═════ INPUT ═════

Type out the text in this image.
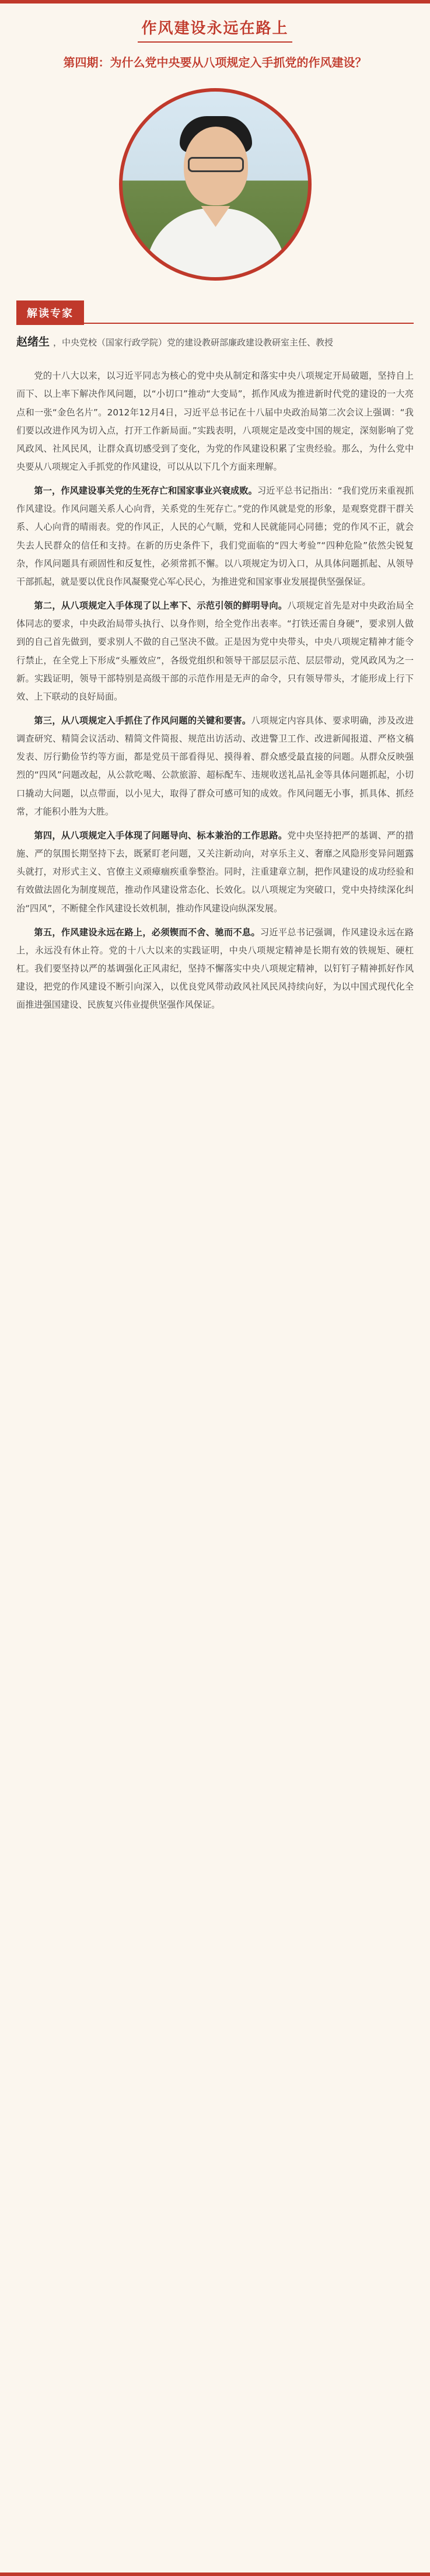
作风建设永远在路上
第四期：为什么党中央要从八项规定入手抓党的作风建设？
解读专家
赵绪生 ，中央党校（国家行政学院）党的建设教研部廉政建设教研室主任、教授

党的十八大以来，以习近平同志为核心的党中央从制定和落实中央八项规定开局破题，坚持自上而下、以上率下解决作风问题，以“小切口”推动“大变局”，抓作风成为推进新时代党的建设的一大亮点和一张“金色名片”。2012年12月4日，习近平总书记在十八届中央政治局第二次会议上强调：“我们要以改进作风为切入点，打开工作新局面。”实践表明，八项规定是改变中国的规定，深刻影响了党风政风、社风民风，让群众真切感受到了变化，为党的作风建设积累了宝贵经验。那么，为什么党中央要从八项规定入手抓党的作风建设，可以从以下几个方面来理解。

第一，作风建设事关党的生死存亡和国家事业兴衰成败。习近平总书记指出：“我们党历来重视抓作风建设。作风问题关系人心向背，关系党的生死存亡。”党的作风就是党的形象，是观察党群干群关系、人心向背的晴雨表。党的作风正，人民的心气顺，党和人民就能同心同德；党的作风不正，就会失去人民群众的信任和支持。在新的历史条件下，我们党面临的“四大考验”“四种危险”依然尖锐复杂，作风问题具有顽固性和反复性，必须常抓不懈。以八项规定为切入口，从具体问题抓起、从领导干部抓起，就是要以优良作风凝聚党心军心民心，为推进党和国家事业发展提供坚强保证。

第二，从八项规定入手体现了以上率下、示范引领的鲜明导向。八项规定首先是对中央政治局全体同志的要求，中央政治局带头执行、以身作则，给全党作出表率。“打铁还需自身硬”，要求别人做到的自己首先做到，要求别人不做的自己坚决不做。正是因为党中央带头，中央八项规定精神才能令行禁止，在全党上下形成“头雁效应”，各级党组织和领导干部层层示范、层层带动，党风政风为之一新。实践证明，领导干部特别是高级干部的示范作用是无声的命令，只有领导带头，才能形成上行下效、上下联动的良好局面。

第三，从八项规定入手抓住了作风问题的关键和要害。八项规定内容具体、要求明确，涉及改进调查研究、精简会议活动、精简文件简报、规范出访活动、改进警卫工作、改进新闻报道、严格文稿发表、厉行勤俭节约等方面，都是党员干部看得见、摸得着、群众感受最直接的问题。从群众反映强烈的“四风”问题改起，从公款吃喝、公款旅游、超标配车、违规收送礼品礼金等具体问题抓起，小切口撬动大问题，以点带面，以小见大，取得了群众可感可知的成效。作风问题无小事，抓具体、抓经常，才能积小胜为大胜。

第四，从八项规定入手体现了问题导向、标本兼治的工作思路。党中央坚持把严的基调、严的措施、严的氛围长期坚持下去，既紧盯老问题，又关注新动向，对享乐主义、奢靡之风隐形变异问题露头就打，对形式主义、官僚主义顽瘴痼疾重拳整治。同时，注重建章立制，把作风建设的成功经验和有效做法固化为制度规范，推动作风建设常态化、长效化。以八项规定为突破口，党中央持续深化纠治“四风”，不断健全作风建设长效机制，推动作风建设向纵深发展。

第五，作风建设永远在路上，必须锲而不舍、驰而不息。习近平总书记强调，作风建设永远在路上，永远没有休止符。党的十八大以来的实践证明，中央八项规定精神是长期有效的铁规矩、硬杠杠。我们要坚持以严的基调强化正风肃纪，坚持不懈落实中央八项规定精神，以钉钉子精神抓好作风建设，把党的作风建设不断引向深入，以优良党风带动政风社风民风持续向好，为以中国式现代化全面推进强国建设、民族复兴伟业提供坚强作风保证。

═════

#### EXERCISE AIM
Report how many lines above hold the string "作风建设永远在路上", giving nothing but the number.

#### FULL RESPONSE
2